EXERCISE DIRECTIONS
Locate the word "name" in the entries below, then gather every line that holds it.

_ _ _ _ _ _ _

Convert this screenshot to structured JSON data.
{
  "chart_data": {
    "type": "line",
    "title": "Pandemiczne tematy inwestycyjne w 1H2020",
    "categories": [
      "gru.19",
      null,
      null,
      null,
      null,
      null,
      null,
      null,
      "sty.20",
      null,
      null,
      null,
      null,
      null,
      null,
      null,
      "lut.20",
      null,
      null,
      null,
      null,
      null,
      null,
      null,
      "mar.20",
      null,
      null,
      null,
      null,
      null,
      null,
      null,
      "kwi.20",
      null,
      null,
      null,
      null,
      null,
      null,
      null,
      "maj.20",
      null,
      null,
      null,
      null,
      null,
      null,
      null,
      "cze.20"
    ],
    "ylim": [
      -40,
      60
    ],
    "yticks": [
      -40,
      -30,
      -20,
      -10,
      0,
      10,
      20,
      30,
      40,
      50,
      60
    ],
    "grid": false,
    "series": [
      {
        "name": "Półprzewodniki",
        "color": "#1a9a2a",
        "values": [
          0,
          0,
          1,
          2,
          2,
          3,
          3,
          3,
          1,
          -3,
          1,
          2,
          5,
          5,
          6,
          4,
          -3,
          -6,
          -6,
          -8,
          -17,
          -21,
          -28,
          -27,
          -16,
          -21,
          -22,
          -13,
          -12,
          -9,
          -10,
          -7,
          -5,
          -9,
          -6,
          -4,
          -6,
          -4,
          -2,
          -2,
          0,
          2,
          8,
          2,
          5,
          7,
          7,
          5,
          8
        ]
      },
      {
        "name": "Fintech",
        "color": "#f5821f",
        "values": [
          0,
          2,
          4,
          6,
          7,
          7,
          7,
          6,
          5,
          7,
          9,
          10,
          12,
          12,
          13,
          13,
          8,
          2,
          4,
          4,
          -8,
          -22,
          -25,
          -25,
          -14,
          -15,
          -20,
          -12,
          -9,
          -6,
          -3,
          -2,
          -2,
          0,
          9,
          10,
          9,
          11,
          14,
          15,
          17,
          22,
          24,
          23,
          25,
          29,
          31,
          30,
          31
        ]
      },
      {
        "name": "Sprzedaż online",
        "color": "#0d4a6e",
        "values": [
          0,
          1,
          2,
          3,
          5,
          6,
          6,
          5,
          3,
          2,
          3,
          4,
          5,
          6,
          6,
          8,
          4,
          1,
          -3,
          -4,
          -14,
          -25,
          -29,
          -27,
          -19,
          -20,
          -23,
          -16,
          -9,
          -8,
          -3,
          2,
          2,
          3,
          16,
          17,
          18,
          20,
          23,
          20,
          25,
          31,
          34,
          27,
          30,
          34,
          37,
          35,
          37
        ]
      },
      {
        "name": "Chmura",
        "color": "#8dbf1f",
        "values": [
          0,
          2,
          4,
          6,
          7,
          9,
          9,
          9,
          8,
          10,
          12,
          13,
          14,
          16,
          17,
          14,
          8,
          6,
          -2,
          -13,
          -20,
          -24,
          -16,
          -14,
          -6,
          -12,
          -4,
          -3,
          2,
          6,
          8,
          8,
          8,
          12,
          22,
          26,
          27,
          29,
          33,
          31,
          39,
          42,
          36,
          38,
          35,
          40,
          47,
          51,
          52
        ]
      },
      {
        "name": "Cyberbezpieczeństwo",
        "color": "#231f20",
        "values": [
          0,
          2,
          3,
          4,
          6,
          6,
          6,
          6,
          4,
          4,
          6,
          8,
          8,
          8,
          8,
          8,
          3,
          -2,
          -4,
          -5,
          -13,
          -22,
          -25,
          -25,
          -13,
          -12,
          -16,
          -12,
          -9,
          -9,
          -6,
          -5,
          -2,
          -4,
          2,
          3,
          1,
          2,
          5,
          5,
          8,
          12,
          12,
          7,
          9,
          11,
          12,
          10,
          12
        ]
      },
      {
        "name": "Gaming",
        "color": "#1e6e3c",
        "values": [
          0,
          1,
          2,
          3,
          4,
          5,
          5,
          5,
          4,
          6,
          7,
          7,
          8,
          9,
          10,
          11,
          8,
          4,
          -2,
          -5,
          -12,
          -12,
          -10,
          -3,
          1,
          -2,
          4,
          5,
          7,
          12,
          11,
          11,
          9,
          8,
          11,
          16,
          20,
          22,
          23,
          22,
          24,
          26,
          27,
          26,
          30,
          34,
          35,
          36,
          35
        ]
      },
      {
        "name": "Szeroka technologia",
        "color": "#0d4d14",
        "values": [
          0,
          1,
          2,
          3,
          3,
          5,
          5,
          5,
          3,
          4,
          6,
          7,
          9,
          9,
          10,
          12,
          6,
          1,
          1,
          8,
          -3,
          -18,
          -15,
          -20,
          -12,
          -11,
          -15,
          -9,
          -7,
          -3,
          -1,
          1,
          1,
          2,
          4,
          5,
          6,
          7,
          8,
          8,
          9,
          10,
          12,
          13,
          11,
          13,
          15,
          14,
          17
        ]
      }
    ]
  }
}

_ _ _ _ _ _ _

PROBLEM SOLUTION
        "name": "Półprzewodniki",
        "name": "Fintech",
        "name": "Sprzedaż online",
        "name": "Chmura",
        "name": "Cyberbezpieczeństwo",
        "name": "Gaming",
        "name": "Szeroka technologia",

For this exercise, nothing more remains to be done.